■ What the exercise asks
Count how many lines hold the word "JSON" and give that number as the whole answer.

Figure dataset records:
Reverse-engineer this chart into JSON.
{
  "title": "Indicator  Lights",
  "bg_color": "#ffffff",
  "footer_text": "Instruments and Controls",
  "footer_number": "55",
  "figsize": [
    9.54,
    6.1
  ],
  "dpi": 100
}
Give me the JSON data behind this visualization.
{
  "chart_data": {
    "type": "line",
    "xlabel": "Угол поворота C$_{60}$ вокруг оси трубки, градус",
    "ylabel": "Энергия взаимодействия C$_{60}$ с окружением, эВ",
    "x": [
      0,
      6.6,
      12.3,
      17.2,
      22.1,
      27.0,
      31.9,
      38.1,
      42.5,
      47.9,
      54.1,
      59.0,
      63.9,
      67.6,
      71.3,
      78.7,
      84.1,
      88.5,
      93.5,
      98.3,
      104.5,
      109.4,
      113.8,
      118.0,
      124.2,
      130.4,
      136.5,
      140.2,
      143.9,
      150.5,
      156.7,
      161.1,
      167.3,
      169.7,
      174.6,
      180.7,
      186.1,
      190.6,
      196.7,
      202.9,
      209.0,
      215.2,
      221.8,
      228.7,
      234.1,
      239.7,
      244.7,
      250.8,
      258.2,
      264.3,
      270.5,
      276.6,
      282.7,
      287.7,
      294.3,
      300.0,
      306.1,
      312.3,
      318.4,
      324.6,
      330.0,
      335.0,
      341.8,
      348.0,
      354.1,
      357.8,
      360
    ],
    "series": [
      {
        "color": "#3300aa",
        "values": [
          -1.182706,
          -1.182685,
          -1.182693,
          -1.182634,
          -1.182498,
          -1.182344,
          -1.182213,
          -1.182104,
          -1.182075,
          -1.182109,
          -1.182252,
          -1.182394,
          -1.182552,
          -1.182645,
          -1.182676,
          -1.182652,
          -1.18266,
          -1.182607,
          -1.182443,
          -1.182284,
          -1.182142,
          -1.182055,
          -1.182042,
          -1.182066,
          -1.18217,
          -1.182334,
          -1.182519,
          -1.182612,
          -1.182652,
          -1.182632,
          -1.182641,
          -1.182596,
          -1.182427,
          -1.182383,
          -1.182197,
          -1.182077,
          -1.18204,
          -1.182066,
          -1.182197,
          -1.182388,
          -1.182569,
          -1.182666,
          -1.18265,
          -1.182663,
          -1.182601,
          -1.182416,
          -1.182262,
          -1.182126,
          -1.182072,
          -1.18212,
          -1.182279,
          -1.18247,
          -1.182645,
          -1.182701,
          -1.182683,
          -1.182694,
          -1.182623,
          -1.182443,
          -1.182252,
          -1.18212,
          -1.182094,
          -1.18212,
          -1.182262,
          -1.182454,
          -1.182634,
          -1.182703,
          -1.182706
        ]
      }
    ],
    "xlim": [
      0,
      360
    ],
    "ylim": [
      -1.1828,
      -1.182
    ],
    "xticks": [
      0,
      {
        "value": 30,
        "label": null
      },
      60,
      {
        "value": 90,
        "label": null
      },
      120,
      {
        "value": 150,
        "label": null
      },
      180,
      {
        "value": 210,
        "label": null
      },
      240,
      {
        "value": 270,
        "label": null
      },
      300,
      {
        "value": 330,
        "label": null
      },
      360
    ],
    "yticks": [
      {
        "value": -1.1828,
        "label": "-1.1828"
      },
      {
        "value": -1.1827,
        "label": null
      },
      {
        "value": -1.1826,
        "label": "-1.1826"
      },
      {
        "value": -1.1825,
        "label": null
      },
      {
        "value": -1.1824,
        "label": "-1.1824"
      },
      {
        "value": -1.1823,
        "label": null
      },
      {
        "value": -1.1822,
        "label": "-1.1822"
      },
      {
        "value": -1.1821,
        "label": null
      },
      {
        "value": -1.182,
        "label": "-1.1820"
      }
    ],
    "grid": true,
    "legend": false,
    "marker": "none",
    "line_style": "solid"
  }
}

■ Solved exercise
2